●悲観主義は人間にとって非常に自然だが、楽観主義は人間の意志である
小宮山 面白い言葉があります。“Pessimism is nature, Optimism is will”という言葉です。
―― それはいい言葉ですね。
小宮山 いい言葉です。東大の先生などにはそういう人も多いのですが、ペシミズム・悲観主義というのは、人間にとって非常に自然なことなのです。しかし、オプティミズム・楽観主義というのは、やはり人間の意志なのです。ですから、僕はそういう意志を持った人たちが、新しい世の中をつくるような気がします。
―― バブルが崩壊した1989年をピークにして、95年くらいまで何となく過ぎて、その後ずっとピークが来ていないではないですか。今の20代、30代の人たちは、いい目に遭ったことがなく、それなりに人生に悩んでいる人が多いと思います。まさに、今の“Pessimism is nature, Optimism is will”で、彼らに向けたメッセージをお願いできればと思います。
●エネルギーがいくらでもある時代が21世紀後半にやって来る
小宮山 僕はずっと前からこう考えていました。今、エネルギーは一番苦しい時代です。温暖化があり、資源の問題があり、おまけに原子力の問題まで抱えてしまいましたからね。今、人類も一番苦しいし、特に日本は苦しいという時代です。しかし、21世紀の後半に入ってきたら、エネルギーなどいくらでもあるという時代が来ると、僕は本当に思っています。
例えば、僕の家は12年前に太陽電池を積みましたが、僕個人としては、もうペイバックできました。あとは丸もうけです。1年に15万円ぐらいのもうけになります。それで、あと8年経って20年目になると、約束が切れますから、買ってくれなくなりますね。ということは、電力会社もそこでペイバックがおしまいです。負担ゼロになります。しかし、その先も太陽電池は、ずっと電力を生むのです。
―― 使えるわけですよね。
小宮山 そういうものが今、粛々と動き始めているわけです。そうすると、2050年にどうなるか、考えてみたらいいのです。減価償却が終わり、タダになった再生可能エネルギーが本当に動く。しかも、コストはどんどん下がってきています。もの自体が本当に安くなるわけですから。ですから、おそらく、クリーンで安全な有り余る再生可能エネルギーによって、電気飛行機が飛ぶでしょう。大学レベルですけど、電気飛行機はもうすでにできています。4人乗りの飛行機を九州大学の研究室でつくっています。
―― すごいですね、先生。
小宮山 僕は、そういう時代が本当に来ると思っています。
●「楽観主義者の未来予測」は決して荒唐無稽ではない
小宮山 ところが、もっと体系的にそのようなことを言った本があるのです。2008年、カリフォルニアに「シンギュラリティ・ユニバーシティ」という教育機関が創設されました。
―― 新しい学校ですね。
小宮山 「シンギュラリティ」とは、数学で言う「特異点」のことです。
+---+
演習課題 1:
表示テキストによると、小宮山氏の家の太陽電池による1年のもうけはどのくらいですか。
演習課題 2:
表示テキストで、小宮山氏がエネルギーについて今が一番苦しい時代である理由として挙げている問題は何ですか。すべて挙げてください。

利用可能データ:
+---+
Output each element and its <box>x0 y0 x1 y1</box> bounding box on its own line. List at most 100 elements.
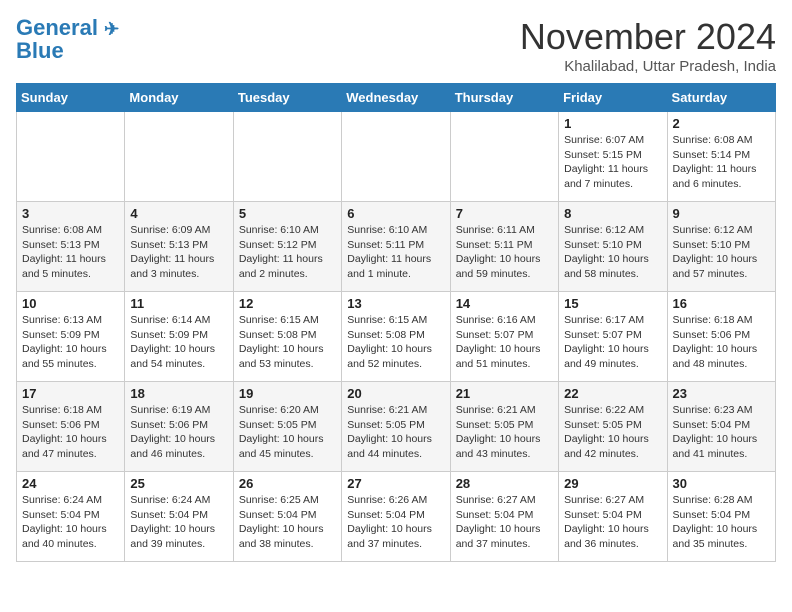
+---+
最終結果 1:
1年に15万円ぐらいです。

最終結果 2:
温暖化、資源の問題、原子力の問題